* The data *
+++

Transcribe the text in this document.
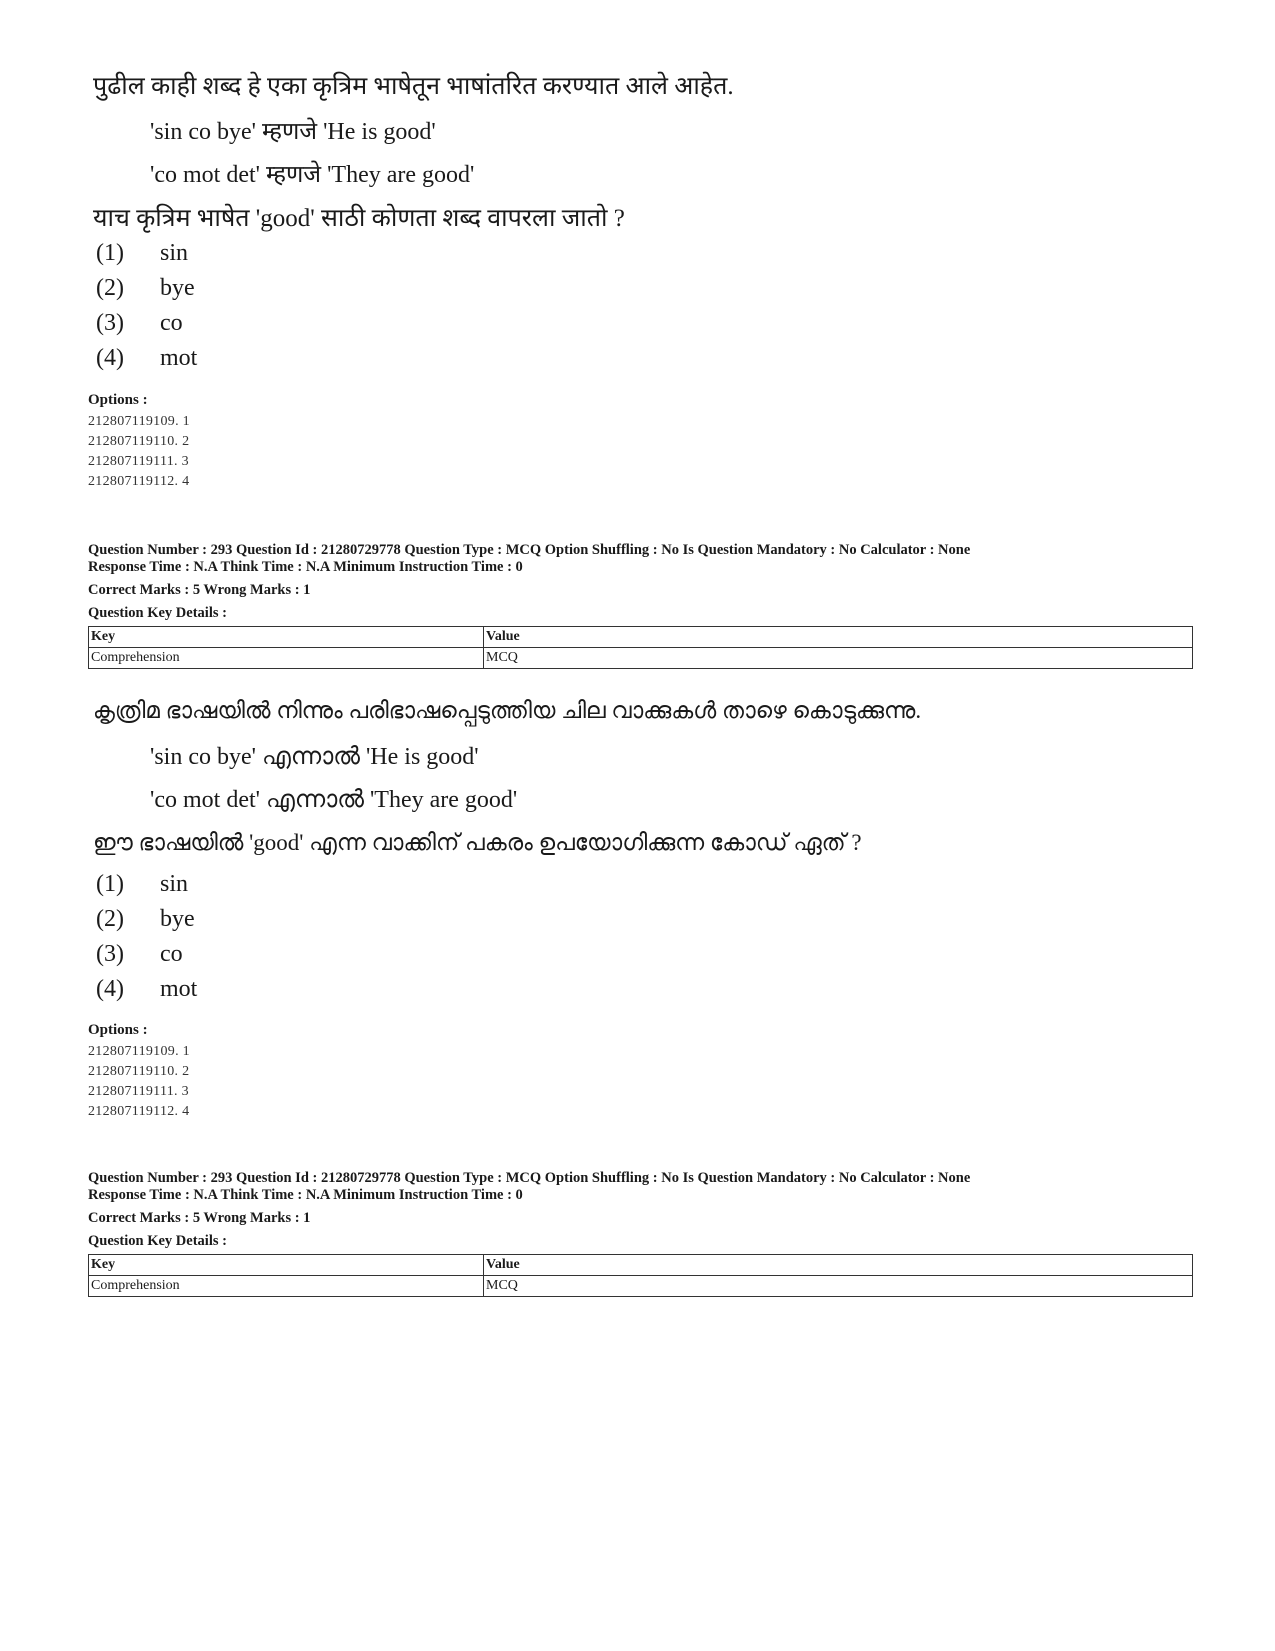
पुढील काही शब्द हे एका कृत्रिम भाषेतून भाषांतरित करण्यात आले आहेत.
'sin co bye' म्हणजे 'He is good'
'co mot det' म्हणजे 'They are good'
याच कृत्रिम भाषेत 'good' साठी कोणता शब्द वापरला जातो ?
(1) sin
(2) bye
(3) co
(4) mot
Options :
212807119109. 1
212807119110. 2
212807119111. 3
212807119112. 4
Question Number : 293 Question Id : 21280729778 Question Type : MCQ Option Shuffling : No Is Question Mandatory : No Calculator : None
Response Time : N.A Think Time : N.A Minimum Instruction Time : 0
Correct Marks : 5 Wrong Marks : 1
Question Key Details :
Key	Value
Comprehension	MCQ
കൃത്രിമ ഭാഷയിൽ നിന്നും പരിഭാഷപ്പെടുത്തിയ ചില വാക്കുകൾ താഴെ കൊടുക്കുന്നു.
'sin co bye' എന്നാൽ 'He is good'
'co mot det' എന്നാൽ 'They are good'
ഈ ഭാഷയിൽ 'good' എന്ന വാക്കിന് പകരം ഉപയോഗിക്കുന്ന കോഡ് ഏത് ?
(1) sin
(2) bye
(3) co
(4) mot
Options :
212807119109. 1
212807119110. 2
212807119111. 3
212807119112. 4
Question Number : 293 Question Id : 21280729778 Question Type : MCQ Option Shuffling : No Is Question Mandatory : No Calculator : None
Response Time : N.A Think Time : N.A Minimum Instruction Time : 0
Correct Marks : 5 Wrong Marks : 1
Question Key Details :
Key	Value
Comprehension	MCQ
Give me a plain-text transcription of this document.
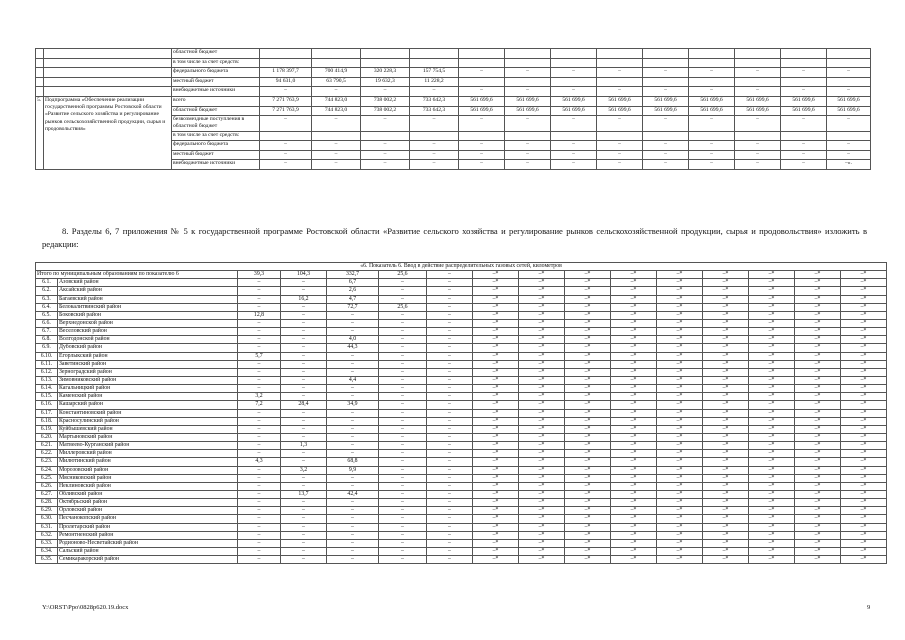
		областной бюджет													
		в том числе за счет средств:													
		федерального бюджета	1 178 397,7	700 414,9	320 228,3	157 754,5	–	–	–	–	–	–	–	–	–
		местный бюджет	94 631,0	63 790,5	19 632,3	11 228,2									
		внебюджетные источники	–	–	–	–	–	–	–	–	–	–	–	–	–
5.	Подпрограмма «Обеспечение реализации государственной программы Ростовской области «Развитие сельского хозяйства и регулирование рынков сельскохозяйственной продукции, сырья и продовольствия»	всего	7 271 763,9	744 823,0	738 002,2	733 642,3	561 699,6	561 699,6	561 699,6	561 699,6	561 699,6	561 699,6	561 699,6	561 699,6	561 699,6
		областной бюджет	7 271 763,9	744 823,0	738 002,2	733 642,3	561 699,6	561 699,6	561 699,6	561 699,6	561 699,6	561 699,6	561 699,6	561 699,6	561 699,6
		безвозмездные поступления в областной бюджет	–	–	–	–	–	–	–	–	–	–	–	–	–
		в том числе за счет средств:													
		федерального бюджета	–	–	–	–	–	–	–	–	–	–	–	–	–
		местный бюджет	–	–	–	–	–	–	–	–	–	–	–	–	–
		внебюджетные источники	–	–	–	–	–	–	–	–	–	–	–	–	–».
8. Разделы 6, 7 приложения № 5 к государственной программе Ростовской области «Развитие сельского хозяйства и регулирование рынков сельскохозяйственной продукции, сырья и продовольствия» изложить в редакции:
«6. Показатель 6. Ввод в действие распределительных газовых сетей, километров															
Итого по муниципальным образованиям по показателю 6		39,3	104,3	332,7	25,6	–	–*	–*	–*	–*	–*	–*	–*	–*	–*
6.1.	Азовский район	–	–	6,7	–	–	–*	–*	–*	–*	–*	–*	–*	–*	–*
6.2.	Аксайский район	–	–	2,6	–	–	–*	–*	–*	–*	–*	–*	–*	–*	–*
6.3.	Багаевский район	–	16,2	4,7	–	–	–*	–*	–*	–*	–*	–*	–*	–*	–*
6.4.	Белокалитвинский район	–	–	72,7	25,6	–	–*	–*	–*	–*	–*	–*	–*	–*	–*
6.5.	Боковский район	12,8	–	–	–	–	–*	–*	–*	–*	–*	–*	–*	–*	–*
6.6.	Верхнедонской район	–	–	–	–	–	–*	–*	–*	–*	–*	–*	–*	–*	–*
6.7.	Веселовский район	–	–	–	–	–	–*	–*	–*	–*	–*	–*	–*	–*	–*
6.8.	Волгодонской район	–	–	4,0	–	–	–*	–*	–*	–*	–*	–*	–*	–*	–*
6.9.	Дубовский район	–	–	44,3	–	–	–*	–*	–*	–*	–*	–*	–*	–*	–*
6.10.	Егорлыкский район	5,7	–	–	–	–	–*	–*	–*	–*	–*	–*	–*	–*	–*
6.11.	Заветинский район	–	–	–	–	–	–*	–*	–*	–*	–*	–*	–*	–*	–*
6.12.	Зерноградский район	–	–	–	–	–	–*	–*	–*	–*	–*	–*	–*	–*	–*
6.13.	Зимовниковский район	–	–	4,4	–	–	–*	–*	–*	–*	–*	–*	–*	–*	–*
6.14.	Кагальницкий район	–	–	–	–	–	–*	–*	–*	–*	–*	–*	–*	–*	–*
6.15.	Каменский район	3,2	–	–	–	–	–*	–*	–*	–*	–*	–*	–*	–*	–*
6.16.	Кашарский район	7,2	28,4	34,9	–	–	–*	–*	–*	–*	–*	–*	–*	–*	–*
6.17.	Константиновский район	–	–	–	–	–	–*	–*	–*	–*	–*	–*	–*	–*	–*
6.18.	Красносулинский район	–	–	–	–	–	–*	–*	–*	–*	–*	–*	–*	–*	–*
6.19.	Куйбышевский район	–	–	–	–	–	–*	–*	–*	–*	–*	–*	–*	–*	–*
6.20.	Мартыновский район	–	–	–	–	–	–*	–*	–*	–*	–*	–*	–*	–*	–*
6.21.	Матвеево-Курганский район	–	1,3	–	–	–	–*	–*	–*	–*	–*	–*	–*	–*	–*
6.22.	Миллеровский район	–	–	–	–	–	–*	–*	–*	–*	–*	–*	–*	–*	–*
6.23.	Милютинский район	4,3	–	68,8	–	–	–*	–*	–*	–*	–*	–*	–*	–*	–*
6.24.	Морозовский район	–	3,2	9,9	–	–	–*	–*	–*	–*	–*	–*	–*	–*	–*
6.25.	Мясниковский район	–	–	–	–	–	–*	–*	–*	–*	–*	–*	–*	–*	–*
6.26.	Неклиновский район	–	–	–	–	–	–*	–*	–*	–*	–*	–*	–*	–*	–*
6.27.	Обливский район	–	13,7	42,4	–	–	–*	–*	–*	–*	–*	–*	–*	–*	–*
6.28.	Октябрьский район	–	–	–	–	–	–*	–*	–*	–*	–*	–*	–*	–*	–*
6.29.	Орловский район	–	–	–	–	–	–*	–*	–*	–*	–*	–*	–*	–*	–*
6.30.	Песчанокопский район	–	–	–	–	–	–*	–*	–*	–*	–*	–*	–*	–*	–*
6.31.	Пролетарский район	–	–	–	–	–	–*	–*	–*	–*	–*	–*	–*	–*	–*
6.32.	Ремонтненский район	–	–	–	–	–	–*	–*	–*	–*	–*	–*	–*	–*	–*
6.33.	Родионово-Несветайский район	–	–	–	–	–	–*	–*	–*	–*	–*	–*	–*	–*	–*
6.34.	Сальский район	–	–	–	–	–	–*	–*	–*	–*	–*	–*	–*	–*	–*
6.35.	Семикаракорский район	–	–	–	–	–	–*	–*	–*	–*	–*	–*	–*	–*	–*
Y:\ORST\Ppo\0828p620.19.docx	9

+++

* Instruction *
Transcribe the material exactly, keeping every word and none of the pictures.

* Full answer *
Transcribe the text in this document.
पुढील काही शब्द हे एका कृत्रिम भाषेतून भाषांतरित करण्यात आले आहेत.
'sin co bye' म्हणजे 'He is good'
'co mot det' म्हणजे 'They are good'
याच कृत्रिम भाषेत 'good' साठी कोणता शब्द वापरला जातो ?
(1) sin
(2) bye
(3) co
(4) mot
Options :
212807119109. 1
212807119110. 2
212807119111. 3
212807119112. 4
Question Number : 293 Question Id : 21280729778 Question Type : MCQ Option Shuffling : No Is Question Mandatory : No Calculator : None
Response Time : N.A Think Time : N.A Minimum Instruction Time : 0
Correct Marks : 5 Wrong Marks : 1
Question Key Details :
Key	Value
Comprehension	MCQ
കൃത്രിമ ഭാഷയിൽ നിന്നും പരിഭാഷപ്പെടുത്തിയ ചില വാക്കുകൾ താഴെ കൊടുക്കുന്നു.
'sin co bye' എന്നാൽ 'He is good'
'co mot det' എന്നാൽ 'They are good'
ഈ ഭാഷയിൽ 'good' എന്ന വാക്കിന് പകരം ഉപയോഗിക്കുന്ന കോഡ് ഏത് ?
(1) sin
(2) bye
(3) co
(4) mot
Options :
212807119109. 1
212807119110. 2
212807119111. 3
212807119112. 4
Question Number : 293 Question Id : 21280729778 Question Type : MCQ Option Shuffling : No Is Question Mandatory : No Calculator : None
Response Time : N.A Think Time : N.A Minimum Instruction Time : 0
Correct Marks : 5 Wrong Marks : 1
Question Key Details :
Key	Value
Comprehension	MCQ
Give me a plain-text transcription of this document.
		областной бюджет													
		в том числе за счет средств:													
		федерального бюджета	1 178 397,7	700 414,9	320 228,3	157 754,5	–	–	–	–	–	–	–	–	–
		местный бюджет	94 631,0	63 790,5	19 632,3	11 228,2									
		внебюджетные источники	–	–	–	–	–	–	–	–	–	–	–	–	–
5.	Подпрограмма «Обеспечение реализации государственной программы Ростовской области «Развитие сельского хозяйства и регулирование рынков сельскохозяйственной продукции, сырья и продовольствия»	всего	7 271 763,9	744 823,0	738 002,2	733 642,3	561 699,6	561 699,6	561 699,6	561 699,6	561 699,6	561 699,6	561 699,6	561 699,6	561 699,6
		областной бюджет	7 271 763,9	744 823,0	738 002,2	733 642,3	561 699,6	561 699,6	561 699,6	561 699,6	561 699,6	561 699,6	561 699,6	561 699,6	561 699,6
		безвозмездные поступления в областной бюджет	–	–	–	–	–	–	–	–	–	–	–	–	–
		в том числе за счет средств:													
		федерального бюджета	–	–	–	–	–	–	–	–	–	–	–	–	–
		местный бюджет	–	–	–	–	–	–	–	–	–	–	–	–	–
		внебюджетные источники	–	–	–	–	–	–	–	–	–	–	–	–	–».
8. Разделы 6, 7 приложения № 5 к государственной программе Ростовской области «Развитие сельского хозяйства и регулирование рынков сельскохозяйственной продукции, сырья и продовольствия» изложить в редакции:
«6. Показатель 6. Ввод в действие распределительных газовых сетей, километров															
Итого по муниципальным образованиям по показателю 6		39,3	104,3	332,7	25,6	–	–*	–*	–*	–*	–*	–*	–*	–*	–*
6.1.	Азовский район	–	–	6,7	–	–	–*	–*	–*	–*	–*	–*	–*	–*	–*
6.2.	Аксайский район	–	–	2,6	–	–	–*	–*	–*	–*	–*	–*	–*	–*	–*
6.3.	Багаевский район	–	16,2	4,7	–	–	–*	–*	–*	–*	–*	–*	–*	–*	–*
6.4.	Белокалитвинский район	–	–	72,7	25,6	–	–*	–*	–*	–*	–*	–*	–*	–*	–*
6.5.	Боковский район	12,8	–	–	–	–	–*	–*	–*	–*	–*	–*	–*	–*	–*
6.6.	Верхнедонской район	–	–	–	–	–	–*	–*	–*	–*	–*	–*	–*	–*	–*
6.7.	Веселовский район	–	–	–	–	–	–*	–*	–*	–*	–*	–*	–*	–*	–*
6.8.	Волгодонской район	–	–	4,0	–	–	–*	–*	–*	–*	–*	–*	–*	–*	–*
6.9.	Дубовский район	–	–	44,3	–	–	–*	–*	–*	–*	–*	–*	–*	–*	–*
6.10.	Егорлыкский район	5,7	–	–	–	–	–*	–*	–*	–*	–*	–*	–*	–*	–*
6.11.	Заветинский район	–	–	–	–	–	–*	–*	–*	–*	–*	–*	–*	–*	–*
6.12.	Зерноградский район	–	–	–	–	–	–*	–*	–*	–*	–*	–*	–*	–*	–*
6.13.	Зимовниковский район	–	–	4,4	–	–	–*	–*	–*	–*	–*	–*	–*	–*	–*
6.14.	Кагальницкий район	–	–	–	–	–	–*	–*	–*	–*	–*	–*	–*	–*	–*
6.15.	Каменский район	3,2	–	–	–	–	–*	–*	–*	–*	–*	–*	–*	–*	–*
6.16.	Кашарский район	7,2	28,4	34,9	–	–	–*	–*	–*	–*	–*	–*	–*	–*	–*
6.17.	Константиновский район	–	–	–	–	–	–*	–*	–*	–*	–*	–*	–*	–*	–*
6.18.	Красносулинский район	–	–	–	–	–	–*	–*	–*	–*	–*	–*	–*	–*	–*
6.19.	Куйбышевский район	–	–	–	–	–	–*	–*	–*	–*	–*	–*	–*	–*	–*
6.20.	Мартыновский район	–	–	–	–	–	–*	–*	–*	–*	–*	–*	–*	–*	–*
6.21.	Матвеево-Курганский район	–	1,3	–	–	–	–*	–*	–*	–*	–*	–*	–*	–*	–*
6.22.	Миллеровский район	–	–	–	–	–	–*	–*	–*	–*	–*	–*	–*	–*	–*
6.23.	Милютинский район	4,3	–	68,8	–	–	–*	–*	–*	–*	–*	–*	–*	–*	–*
6.24.	Морозовский район	–	3,2	9,9	–	–	–*	–*	–*	–*	–*	–*	–*	–*	–*
6.25.	Мясниковский район	–	–	–	–	–	–*	–*	–*	–*	–*	–*	–*	–*	–*
6.26.	Неклиновский район	–	–	–	–	–	–*	–*	–*	–*	–*	–*	–*	–*	–*
6.27.	Обливский район	–	13,7	42,4	–	–	–*	–*	–*	–*	–*	–*	–*	–*	–*
6.28.	Октябрьский район	–	–	–	–	–	–*	–*	–*	–*	–*	–*	–*	–*	–*
6.29.	Орловский район	–	–	–	–	–	–*	–*	–*	–*	–*	–*	–*	–*	–*
6.30.	Песчанокопский район	–	–	–	–	–	–*	–*	–*	–*	–*	–*	–*	–*	–*
6.31.	Пролетарский район	–	–	–	–	–	–*	–*	–*	–*	–*	–*	–*	–*	–*
6.32.	Ремонтненский район	–	–	–	–	–	–*	–*	–*	–*	–*	–*	–*	–*	–*
6.33.	Родионово-Несветайский район	–	–	–	–	–	–*	–*	–*	–*	–*	–*	–*	–*	–*
6.34.	Сальский район	–	–	–	–	–	–*	–*	–*	–*	–*	–*	–*	–*	–*
6.35.	Семикаракорский район	–	–	–	–	–	–*	–*	–*	–*	–*	–*	–*	–*	–*
Y:\ORST\Ppo\0828p620.19.docx	9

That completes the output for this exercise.